> _Stored items_:
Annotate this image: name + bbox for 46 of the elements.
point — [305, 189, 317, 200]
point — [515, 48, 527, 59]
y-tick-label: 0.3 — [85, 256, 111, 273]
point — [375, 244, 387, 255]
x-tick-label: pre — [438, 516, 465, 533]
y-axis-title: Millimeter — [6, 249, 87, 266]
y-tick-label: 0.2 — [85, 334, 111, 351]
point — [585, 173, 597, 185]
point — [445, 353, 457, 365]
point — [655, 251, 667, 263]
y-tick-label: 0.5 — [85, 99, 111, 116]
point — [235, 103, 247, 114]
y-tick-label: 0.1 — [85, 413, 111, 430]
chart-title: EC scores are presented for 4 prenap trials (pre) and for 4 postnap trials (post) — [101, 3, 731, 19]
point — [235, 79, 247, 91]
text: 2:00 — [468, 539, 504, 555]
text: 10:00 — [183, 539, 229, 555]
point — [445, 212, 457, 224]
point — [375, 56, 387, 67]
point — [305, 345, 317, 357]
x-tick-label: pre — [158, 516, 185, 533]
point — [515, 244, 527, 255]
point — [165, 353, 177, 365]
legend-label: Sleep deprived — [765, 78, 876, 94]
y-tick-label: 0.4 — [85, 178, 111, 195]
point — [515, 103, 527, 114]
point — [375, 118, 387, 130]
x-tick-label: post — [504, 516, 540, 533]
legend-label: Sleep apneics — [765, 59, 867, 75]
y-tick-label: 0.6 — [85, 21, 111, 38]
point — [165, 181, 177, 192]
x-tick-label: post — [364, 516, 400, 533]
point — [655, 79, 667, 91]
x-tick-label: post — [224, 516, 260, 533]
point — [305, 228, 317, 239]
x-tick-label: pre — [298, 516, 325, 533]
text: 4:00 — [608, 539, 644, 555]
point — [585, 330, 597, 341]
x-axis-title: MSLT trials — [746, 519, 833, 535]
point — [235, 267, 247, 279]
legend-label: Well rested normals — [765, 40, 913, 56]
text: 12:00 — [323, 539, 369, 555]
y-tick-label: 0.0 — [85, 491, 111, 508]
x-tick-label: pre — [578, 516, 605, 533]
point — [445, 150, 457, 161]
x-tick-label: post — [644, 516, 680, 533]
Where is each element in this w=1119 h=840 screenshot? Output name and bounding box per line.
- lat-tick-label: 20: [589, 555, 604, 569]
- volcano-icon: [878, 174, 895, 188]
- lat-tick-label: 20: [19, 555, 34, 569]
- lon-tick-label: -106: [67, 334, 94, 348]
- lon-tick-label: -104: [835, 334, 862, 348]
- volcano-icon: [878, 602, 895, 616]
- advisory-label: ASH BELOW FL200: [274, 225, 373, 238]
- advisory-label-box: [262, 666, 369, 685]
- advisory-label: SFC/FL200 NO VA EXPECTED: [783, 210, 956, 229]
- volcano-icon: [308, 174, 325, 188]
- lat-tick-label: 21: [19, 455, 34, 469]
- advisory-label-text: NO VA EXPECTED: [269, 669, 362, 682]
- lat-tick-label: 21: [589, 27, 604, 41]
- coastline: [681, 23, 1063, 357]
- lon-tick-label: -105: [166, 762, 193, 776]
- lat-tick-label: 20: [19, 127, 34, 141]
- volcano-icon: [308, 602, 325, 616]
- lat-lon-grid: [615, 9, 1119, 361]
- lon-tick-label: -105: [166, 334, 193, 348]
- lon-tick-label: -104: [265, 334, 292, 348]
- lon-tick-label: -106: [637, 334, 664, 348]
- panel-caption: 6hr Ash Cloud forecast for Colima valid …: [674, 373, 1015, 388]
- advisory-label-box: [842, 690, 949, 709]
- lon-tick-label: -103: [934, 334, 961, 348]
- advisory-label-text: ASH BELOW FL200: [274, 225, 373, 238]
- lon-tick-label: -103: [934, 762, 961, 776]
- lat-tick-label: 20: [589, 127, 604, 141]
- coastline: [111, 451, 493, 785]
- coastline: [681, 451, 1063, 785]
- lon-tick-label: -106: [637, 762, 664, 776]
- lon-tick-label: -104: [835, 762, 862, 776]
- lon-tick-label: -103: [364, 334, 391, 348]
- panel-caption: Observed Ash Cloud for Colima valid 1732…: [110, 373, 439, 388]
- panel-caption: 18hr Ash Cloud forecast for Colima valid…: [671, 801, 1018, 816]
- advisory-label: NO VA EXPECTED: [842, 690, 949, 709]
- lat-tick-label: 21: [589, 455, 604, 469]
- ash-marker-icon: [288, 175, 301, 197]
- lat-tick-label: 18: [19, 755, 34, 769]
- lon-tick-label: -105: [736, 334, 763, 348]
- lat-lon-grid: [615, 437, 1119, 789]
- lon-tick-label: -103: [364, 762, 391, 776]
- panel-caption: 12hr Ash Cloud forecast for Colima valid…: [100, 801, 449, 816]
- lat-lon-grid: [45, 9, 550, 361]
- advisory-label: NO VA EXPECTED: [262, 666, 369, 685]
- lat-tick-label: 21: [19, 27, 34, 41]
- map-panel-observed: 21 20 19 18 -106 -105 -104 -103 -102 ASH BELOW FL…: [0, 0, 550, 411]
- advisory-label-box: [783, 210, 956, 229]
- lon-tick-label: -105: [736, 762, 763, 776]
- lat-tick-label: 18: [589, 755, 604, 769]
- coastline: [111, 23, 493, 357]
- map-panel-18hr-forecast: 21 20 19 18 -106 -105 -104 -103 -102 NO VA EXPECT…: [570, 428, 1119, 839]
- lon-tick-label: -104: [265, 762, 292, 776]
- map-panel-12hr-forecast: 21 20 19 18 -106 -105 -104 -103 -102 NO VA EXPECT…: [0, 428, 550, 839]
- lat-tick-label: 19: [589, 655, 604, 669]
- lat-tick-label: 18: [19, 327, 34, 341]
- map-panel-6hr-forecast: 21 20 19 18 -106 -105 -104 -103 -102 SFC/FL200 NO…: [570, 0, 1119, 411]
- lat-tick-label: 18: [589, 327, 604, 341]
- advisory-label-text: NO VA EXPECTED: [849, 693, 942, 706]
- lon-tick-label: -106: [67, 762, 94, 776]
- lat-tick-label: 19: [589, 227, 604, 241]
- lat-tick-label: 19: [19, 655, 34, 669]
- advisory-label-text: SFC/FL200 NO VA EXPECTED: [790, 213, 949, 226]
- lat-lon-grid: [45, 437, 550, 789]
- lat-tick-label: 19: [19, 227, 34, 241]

> _DESCRIPTION OF THE TASK_:
Please copy all of the records above line for line, changing nothing.

> _SOLUTION BELOW_:
Annotate this image: name + bbox for 46 of the elements.
point — [305, 189, 317, 200]
point — [515, 48, 527, 59]
y-tick-label: 0.3 — [85, 256, 111, 273]
point — [375, 244, 387, 255]
x-tick-label: pre — [438, 516, 465, 533]
y-axis-title: Millimeter — [6, 249, 87, 266]
y-tick-label: 0.2 — [85, 334, 111, 351]
point — [585, 173, 597, 185]
point — [445, 353, 457, 365]
point — [655, 251, 667, 263]
y-tick-label: 0.5 — [85, 99, 111, 116]
point — [235, 103, 247, 114]
y-tick-label: 0.1 — [85, 413, 111, 430]
chart-title: EC scores are presented for 4 prenap trials (pre) and for 4 postnap trials (post) — [101, 3, 731, 19]
point — [235, 79, 247, 91]
text: 2:00 — [468, 539, 504, 555]
text: 10:00 — [183, 539, 229, 555]
point — [445, 212, 457, 224]
point — [375, 56, 387, 67]
point — [305, 345, 317, 357]
x-tick-label: pre — [158, 516, 185, 533]
point — [515, 244, 527, 255]
point — [165, 353, 177, 365]
legend-label: Sleep deprived — [765, 78, 876, 94]
y-tick-label: 0.4 — [85, 178, 111, 195]
point — [515, 103, 527, 114]
point — [375, 118, 387, 130]
x-tick-label: post — [504, 516, 540, 533]
legend-label: Sleep apneics — [765, 59, 867, 75]
y-tick-label: 0.6 — [85, 21, 111, 38]
point — [165, 181, 177, 192]
x-tick-label: post — [364, 516, 400, 533]
point — [655, 79, 667, 91]
x-tick-label: post — [224, 516, 260, 533]
point — [305, 228, 317, 239]
x-tick-label: pre — [298, 516, 325, 533]
text: 4:00 — [608, 539, 644, 555]
point — [585, 330, 597, 341]
x-axis-title: MSLT trials — [746, 519, 833, 535]
point — [235, 267, 247, 279]
legend-label: Well rested normals — [765, 40, 913, 56]
text: 12:00 — [323, 539, 369, 555]
y-tick-label: 0.0 — [85, 491, 111, 508]
x-tick-label: pre — [578, 516, 605, 533]
point — [445, 150, 457, 161]
x-tick-label: post — [644, 516, 680, 533]
Where is each element in this w=1119 h=840 screenshot? Output name and bounding box per line.
- lat-tick-label: 20: [589, 555, 604, 569]
- volcano-icon: [878, 174, 895, 188]
- lat-tick-label: 20: [19, 555, 34, 569]
- lon-tick-label: -106: [67, 334, 94, 348]
- lon-tick-label: -104: [835, 334, 862, 348]
- volcano-icon: [878, 602, 895, 616]
- advisory-label: ASH BELOW FL200: [274, 225, 373, 238]
- advisory-label-box: [262, 666, 369, 685]
- advisory-label: SFC/FL200 NO VA EXPECTED: [783, 210, 956, 229]
- volcano-icon: [308, 174, 325, 188]
- lat-tick-label: 21: [19, 455, 34, 469]
- advisory-label-text: NO VA EXPECTED: [269, 669, 362, 682]
- lat-tick-label: 21: [589, 27, 604, 41]
- coastline: [681, 23, 1063, 357]
- lon-tick-label: -105: [166, 762, 193, 776]
- lat-tick-label: 20: [19, 127, 34, 141]
- volcano-icon: [308, 602, 325, 616]
- lat-lon-grid: [615, 9, 1119, 361]
- lon-tick-label: -105: [166, 334, 193, 348]
- lon-tick-label: -104: [265, 334, 292, 348]
- lon-tick-label: -106: [637, 334, 664, 348]
- panel-caption: 6hr Ash Cloud forecast for Colima valid …: [674, 373, 1015, 388]
- advisory-label-box: [842, 690, 949, 709]
- lon-tick-label: -103: [934, 334, 961, 348]
- advisory-label-text: ASH BELOW FL200: [274, 225, 373, 238]
- lon-tick-label: -103: [934, 762, 961, 776]
- lat-tick-label: 20: [589, 127, 604, 141]
- coastline: [111, 451, 493, 785]
- coastline: [681, 451, 1063, 785]
- lon-tick-label: -106: [637, 762, 664, 776]
- lon-tick-label: -104: [835, 762, 862, 776]
- lon-tick-label: -103: [364, 334, 391, 348]
- panel-caption: Observed Ash Cloud for Colima valid 1732…: [110, 373, 439, 388]
- panel-caption: 18hr Ash Cloud forecast for Colima valid…: [671, 801, 1018, 816]
- advisory-label: NO VA EXPECTED: [842, 690, 949, 709]
- lat-tick-label: 21: [589, 455, 604, 469]
- ash-marker-icon: [288, 175, 301, 197]
- lat-tick-label: 18: [19, 755, 34, 769]
- lon-tick-label: -105: [736, 334, 763, 348]
- lat-lon-grid: [615, 437, 1119, 789]
- lon-tick-label: -103: [364, 762, 391, 776]
- panel-caption: 12hr Ash Cloud forecast for Colima valid…: [100, 801, 449, 816]
- lat-lon-grid: [45, 9, 550, 361]
- advisory-label: NO VA EXPECTED: [262, 666, 369, 685]
- lat-tick-label: 21: [19, 27, 34, 41]
- map-panel-observed: 21 20 19 18 -106 -105 -104 -103 -102 ASH BELOW FL…: [0, 0, 550, 411]
- advisory-label-box: [783, 210, 956, 229]
- lon-tick-label: -105: [736, 762, 763, 776]
- lat-tick-label: 18: [589, 755, 604, 769]
- coastline: [111, 23, 493, 357]
- map-panel-18hr-forecast: 21 20 19 18 -106 -105 -104 -103 -102 NO VA EXPECT…: [570, 428, 1119, 839]
- lon-tick-label: -104: [265, 762, 292, 776]
- map-panel-12hr-forecast: 21 20 19 18 -106 -105 -104 -103 -102 NO VA EXPECT…: [0, 428, 550, 839]
- lat-tick-label: 19: [589, 655, 604, 669]
- lat-tick-label: 18: [19, 327, 34, 341]
- map-panel-6hr-forecast: 21 20 19 18 -106 -105 -104 -103 -102 SFC/FL200 NO…: [570, 0, 1119, 411]
- lat-tick-label: 18: [589, 327, 604, 341]
- advisory-label-text: NO VA EXPECTED: [849, 693, 942, 706]
- lon-tick-label: -106: [67, 762, 94, 776]
- lat-tick-label: 19: [589, 227, 604, 241]
- lat-tick-label: 19: [19, 655, 34, 669]
- advisory-label-text: SFC/FL200 NO VA EXPECTED: [790, 213, 949, 226]
- lat-lon-grid: [45, 437, 550, 789]
- lat-tick-label: 19: [19, 227, 34, 241]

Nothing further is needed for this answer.